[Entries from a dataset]
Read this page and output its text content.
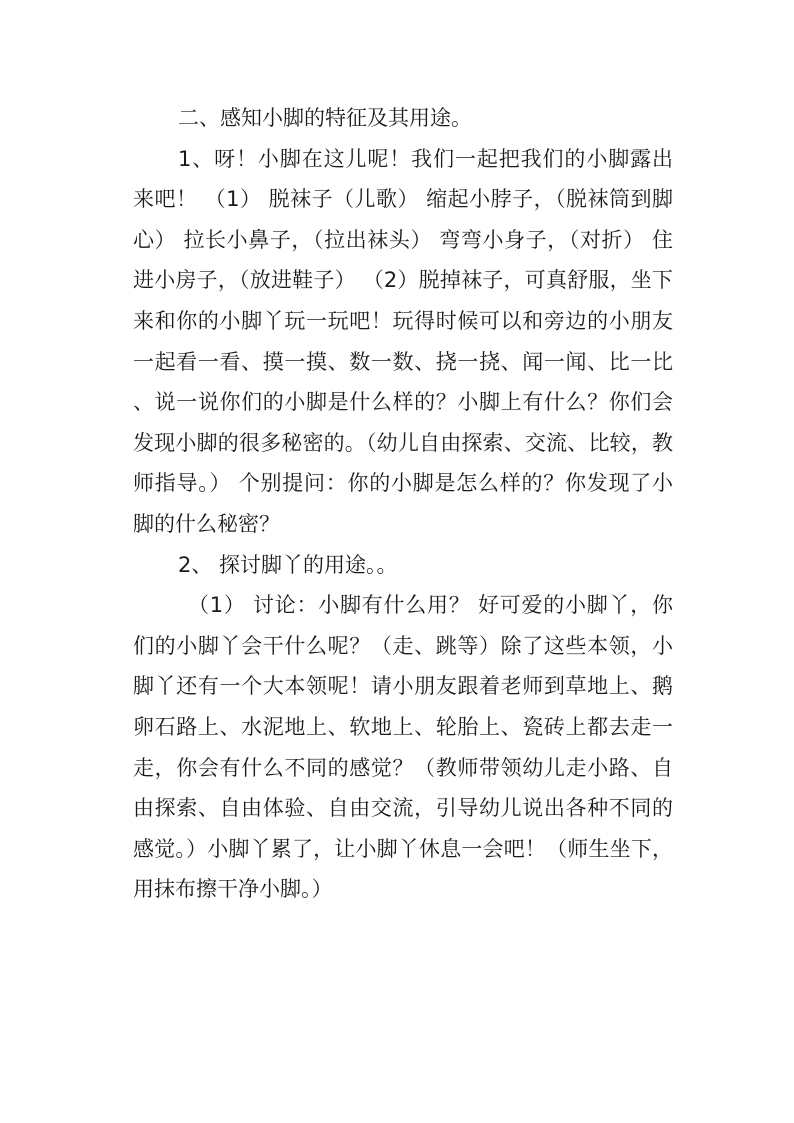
二、感知小脚的特征及其用途。

1、呀！小脚在这儿呢！我们一起把我们的小脚露出来吧！ （1） 脱袜子（儿歌） 缩起小脖子，（脱袜筒到脚心） 拉长小鼻子，（拉出袜头） 弯弯小身子，（对折） 住进小房子，（放进鞋子） （2）脱掉袜子，可真舒服，坐下来和你的小脚丫玩一玩吧！玩得时候可以和旁边的小朋友一起看一看、摸一摸、数一数、挠一挠、闻一闻、比一比、说一说你们的小脚是什么样的？小脚上有什么？你们会发现小脚的很多秘密的。（幼儿自由探索、交流、比较，教师指导。） 个别提问：你的小脚是怎么样的？你发现了小脚的什么秘密？

2、 探讨脚丫的用途。。

（1） 讨论：小脚有什么用？ 好可爱的小脚丫，你们的小脚丫会干什么呢？（走、跳等）除了这些本领，小脚丫还有一个大本领呢！请小朋友跟着老师到草地上、鹅卵石路上、水泥地上、软地上、轮胎上、瓷砖上都去走一走，你会有什么不同的感觉？（教师带领幼儿走小路、自由探索、自由体验、自由交流，引导幼儿说出各种不同的感觉。）小脚丫累了，让小脚丫休息一会吧！（师生坐下，用抹布擦干净小脚。）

◆ Stated exercise: Copy the listing exactly. Any image in it stays out of the copy.

◆ Task response:
Read this page and output its text content.
二、感知小脚的特征及其用途。

1、呀！小脚在这儿呢！我们一起把我们的小脚露出来吧！ （1） 脱袜子（儿歌） 缩起小脖子，（脱袜筒到脚心） 拉长小鼻子，（拉出袜头） 弯弯小身子，（对折） 住进小房子，（放进鞋子） （2）脱掉袜子，可真舒服，坐下来和你的小脚丫玩一玩吧！玩得时候可以和旁边的小朋友一起看一看、摸一摸、数一数、挠一挠、闻一闻、比一比、说一说你们的小脚是什么样的？小脚上有什么？你们会发现小脚的很多秘密的。（幼儿自由探索、交流、比较，教师指导。） 个别提问：你的小脚是怎么样的？你发现了小脚的什么秘密？

2、 探讨脚丫的用途。。

（1） 讨论：小脚有什么用？ 好可爱的小脚丫，你们的小脚丫会干什么呢？（走、跳等）除了这些本领，小脚丫还有一个大本领呢！请小朋友跟着老师到草地上、鹅卵石路上、水泥地上、软地上、轮胎上、瓷砖上都去走一走，你会有什么不同的感觉？（教师带领幼儿走小路、自由探索、自由体验、自由交流，引导幼儿说出各种不同的感觉。）小脚丫累了，让小脚丫休息一会吧！（师生坐下，用抹布擦干净小脚。）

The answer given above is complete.